**PASSAGE TO READ:**
---*---

PAE next protests that it was improper for the agency to consider 
PAE's implementation of total quality management (TQM) techniques in 
its performance of the prior Soto Cano contract, since the terms of 
the solicitation under which that contract was awarded did not 
expressly require use of TQM techniques.  It is undisputed that the 
current solicitation includes the TQM requirement. 

The protest regarding this issue is untimely.  In the discussion 
questions sent to PAE on June 28, the agency clearly advised PAE that 
it viewed its TQM efforts under the prior BOSS contract as a relevant 
consideration in assessing past performance, specifically referring to 
"problems with . . . implementation of TQM."    Not only did PAE fail 
to raise the issue at that time, its response is not consistent with 
its current assertion that it had no obligation to implement TQM 
techniques under the prior contract.  Specifically, PAE responded:

     "The last problem dealing with this question [IFN #32] is in 
     regard to our implementation of TQM.  This problem surfaced 
     recently on our [prior BOSS contract] when our Program Manager, 
     because of an emergency, had to be replaced on the contract.  At 
     the time of his emergency, he was almost finished with the 
     submittal of our TQM Plan.  We recently have replaced our 
     previous manager, but the TQM Plan remained incomplete.  Last 
     month, we sent our Corporate QC Manager to Panama to meet with 
     the [agency] COR and resolve the problem.  Our Corporate QC 
     Manager provided the COR with a 30 day schedule for submittal of 
     a site-specific TQM Program, which met with approval from the 
     COR."

---*---

**RECORDS:**

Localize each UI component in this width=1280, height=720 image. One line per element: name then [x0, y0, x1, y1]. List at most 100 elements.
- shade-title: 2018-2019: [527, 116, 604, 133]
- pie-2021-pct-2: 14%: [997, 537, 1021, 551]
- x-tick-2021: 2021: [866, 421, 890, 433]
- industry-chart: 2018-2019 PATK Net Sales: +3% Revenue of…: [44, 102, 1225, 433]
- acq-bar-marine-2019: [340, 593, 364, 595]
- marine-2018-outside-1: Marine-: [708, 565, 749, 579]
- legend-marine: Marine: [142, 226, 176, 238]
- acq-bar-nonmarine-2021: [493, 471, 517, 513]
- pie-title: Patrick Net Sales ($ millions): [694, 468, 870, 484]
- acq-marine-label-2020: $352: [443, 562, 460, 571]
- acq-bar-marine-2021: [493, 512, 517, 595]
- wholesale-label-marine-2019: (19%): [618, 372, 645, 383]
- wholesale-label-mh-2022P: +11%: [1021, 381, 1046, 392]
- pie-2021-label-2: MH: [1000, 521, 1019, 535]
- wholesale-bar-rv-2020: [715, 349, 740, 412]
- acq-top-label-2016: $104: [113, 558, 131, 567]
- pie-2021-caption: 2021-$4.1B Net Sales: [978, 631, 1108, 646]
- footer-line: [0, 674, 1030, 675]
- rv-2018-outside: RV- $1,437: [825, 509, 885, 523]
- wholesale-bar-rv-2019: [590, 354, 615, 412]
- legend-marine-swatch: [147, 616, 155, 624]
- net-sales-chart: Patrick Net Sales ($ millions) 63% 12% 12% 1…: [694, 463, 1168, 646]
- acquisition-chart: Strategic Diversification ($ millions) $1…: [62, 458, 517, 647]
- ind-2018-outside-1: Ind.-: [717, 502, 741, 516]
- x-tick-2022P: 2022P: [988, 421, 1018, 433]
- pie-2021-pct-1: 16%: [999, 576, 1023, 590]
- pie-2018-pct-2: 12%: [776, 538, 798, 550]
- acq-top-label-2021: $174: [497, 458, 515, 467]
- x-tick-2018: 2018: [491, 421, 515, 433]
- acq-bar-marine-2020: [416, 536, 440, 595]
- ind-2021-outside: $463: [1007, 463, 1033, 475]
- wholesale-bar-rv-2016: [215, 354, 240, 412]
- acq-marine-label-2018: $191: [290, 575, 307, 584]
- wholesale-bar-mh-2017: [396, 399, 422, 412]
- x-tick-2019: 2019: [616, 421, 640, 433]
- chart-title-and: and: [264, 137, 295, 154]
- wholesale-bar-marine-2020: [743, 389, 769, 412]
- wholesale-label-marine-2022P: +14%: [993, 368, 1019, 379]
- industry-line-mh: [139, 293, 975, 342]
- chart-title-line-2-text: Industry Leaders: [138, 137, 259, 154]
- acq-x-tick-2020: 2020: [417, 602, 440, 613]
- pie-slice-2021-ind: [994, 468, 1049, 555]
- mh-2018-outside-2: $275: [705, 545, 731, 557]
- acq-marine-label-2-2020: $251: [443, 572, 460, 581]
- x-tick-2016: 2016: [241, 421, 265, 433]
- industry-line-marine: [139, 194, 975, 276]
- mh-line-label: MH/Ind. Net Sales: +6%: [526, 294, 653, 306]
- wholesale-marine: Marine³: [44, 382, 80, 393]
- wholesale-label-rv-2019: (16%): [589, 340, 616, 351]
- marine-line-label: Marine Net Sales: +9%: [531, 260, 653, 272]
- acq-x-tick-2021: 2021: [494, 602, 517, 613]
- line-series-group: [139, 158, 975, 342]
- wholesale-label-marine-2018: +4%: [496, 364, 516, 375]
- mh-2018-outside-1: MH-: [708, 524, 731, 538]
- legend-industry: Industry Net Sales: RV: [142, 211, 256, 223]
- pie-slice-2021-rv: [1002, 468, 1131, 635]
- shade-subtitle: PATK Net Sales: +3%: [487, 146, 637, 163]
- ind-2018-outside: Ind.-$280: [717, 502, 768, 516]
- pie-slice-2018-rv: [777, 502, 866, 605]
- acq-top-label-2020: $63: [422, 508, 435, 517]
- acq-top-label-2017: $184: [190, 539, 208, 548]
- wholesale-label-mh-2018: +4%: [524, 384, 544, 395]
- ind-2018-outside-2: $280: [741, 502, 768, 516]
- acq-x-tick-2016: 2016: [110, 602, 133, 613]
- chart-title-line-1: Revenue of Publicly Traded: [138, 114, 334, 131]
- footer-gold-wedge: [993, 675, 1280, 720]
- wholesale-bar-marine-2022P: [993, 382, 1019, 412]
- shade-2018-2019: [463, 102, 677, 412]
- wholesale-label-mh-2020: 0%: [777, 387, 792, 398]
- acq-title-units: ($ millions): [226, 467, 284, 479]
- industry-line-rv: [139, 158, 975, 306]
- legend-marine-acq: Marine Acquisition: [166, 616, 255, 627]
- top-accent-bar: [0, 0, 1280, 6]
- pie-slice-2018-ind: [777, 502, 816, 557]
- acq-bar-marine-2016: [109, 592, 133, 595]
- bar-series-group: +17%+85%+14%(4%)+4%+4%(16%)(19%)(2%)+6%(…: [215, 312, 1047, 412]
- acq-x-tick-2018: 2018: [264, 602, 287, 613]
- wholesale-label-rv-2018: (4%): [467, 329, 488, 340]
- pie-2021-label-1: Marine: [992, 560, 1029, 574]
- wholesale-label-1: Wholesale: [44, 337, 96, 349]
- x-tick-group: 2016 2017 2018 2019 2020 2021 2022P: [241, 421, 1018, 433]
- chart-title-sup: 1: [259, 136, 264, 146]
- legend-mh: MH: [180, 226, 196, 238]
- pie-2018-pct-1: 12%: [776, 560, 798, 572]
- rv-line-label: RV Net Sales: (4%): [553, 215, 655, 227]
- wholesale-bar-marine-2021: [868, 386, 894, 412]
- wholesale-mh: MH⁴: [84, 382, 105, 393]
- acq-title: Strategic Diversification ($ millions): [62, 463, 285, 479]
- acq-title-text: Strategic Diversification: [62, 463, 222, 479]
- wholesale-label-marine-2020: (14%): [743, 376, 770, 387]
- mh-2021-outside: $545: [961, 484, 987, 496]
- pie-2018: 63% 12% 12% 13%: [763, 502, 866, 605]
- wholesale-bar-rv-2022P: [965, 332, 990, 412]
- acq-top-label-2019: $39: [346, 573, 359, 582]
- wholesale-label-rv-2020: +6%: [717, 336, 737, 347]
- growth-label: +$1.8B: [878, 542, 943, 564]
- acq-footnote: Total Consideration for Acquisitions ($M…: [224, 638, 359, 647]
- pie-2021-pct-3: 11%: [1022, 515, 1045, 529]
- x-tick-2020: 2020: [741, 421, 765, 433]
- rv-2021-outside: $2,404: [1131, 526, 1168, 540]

---*---

**CHALLENGE 1:**
In the protest passage, transcribe everything from "PAE next protests" down to "the TQM requirement.".
**CHALLENGE 2:**
Using the protest passage, decide whether each statement agrees with it, answering yes or no and quoting the words that settle it: (a) the current solicitation includes the TQM requirement; (b) PAE raised the TQM issue when it received the discussion questions on June 28; (c) the Corporate QC Manager gave the COR a 60 day schedule for submitting a site-specific TQM Program.

**CORRECT RESULT 1:**
PAE next protests that it was improper for the agency to consider 
PAE's implementation of total quality management (TQM) techniques in 
its performance of the prior Soto Cano contract, since the terms of 
the solicitation under which that contract was awarded did not 
expressly require use of TQM techniques.  It is undisputed that the 
current solicitation includes the TQM requirement.

**CORRECT RESULT 2:**
(a) Yes: "It is undisputed that the current solicitation includes the TQM requirement."
(b) No: "Not only did PAE fail to raise the issue at that time"
(c) No: "provided the COR with a 30 day schedule for submittal of a site-specific TQM Program"